[CONSEGNA SCRITTA] Per favore, cita alla lettera il passo dell'articolo sul caso Regeni che comincia con "Il procuratore generale" e termina con "giovedi' 24 marzo.".

[TESTO RIPORTATO]
Cronache

Regeni: 007 egiziani, spunta il dossier: "Foto e incontri dal suo arrivo"

Gli inquirenti egiziani hanno preparato un dossier "completo" sul caso della morte dell'italiano Giulio Regeni contenente tutti i suoi spostamenti e gli incontri tenuti prima della sua scomparsa. Fonti della sicurezza egiziana citate dal quotidiano "al Akhbar", sostengono che il ministero dell'Interno avrebbe preparato un dossier completo sullo senario nel quale e' avvenuto il delitto del giovane italiano.

Nel rapporto che una delegazione della sicurezza egiziana "consegnera' il 5 aprile al procuratore di Roma, Giuseppe Pignatone, ci sono anche i risultati di indagini compiute dagli inquirenti egiziani sugli incontri del giovane ricercatore con ambulanti e sindacalisti al Cairo", si legge su "al Akhbar". Il giornale egiziano sottolinea come il rapporto contenga "molti documenti e informazioni importanti" tra cui "foto" e "tutte le indagini su Regeni dal suo arrivo al Cairo fino alla sua scomparsa", oltre ai suoi incontri con i lavoratori e i responsabili di alcuni sindacati sui quali conduceva ricerche e studi".

Nel dossier vi sarebbero anche le dichiarazioni dettagliate degli amici, dei testimoni e e gli ultimi spostamenti di Regeni al Cairo, oltre alle dichiarazioni dei suoi vicini di casa. La documentazione conterrebbe anche dettagli sull'uccisione dei membri della banda che aveva con se i documenti di Regeni.

Il procuratore generale egiziano Nabil Saddeq ha ordinato mercoledi' scorso, 30 marzo, la creazione di una nuova squadra di ispettori per completare le indagini sull'omicidio del ricercatore italiano. Saddeq ha spiegato che la decisione di nominare una nuova squadra di inquirenti e' dovuta alla complessita' delle indagini che riguardano piu' aree geografiche del paese. La scorsa settimana, infatti, gli effetti personali di Regeni sono stati trovati in un appartamento appartenente alla sorella di Tarek Saad Abdel Fatah, presunto capo di una banda criminale specializzate nelle rapine agli stranieri, nel distretto di Shobra al Khaima, nel governatorato di Qalyubia. Il sospetto criminale, originario di Sharqia, e' stato ucciso dalle forze di sicurezza egiziane insieme ad altre quattro persone la mattina dello scorso giovedi' 24 marzo.

[DATI FORNITI]
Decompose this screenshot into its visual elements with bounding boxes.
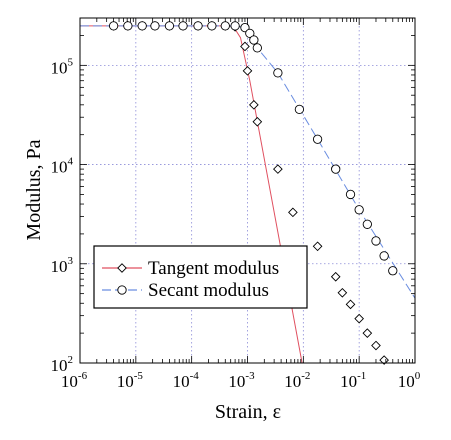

[SOLUZIONE]
Il procuratore generale egiziano Nabil Saddeq ha ordinato mercoledi' scorso, 30 marzo, la creazione di una nuova squadra di ispettori per completare le indagini sull'omicidio del ricercatore italiano. Saddeq ha spiegato che la decisione di nominare una nuova squadra di inquirenti e' dovuta alla complessita' delle indagini che riguardano piu' aree geografiche del paese. La scorsa settimana, infatti, gli effetti personali di Regeni sono stati trovati in un appartamento appartenente alla sorella di Tarek Saad Abdel Fatah, presunto capo di una banda criminale specializzate nelle rapine agli stranieri, nel distretto di Shobra al Khaima, nel governatorato di Qalyubia. Il sospetto criminale, originario di Sharqia, e' stato ucciso dalle forze di sicurezza egiziane insieme ad altre quattro persone la mattina dello scorso giovedi' 24 marzo.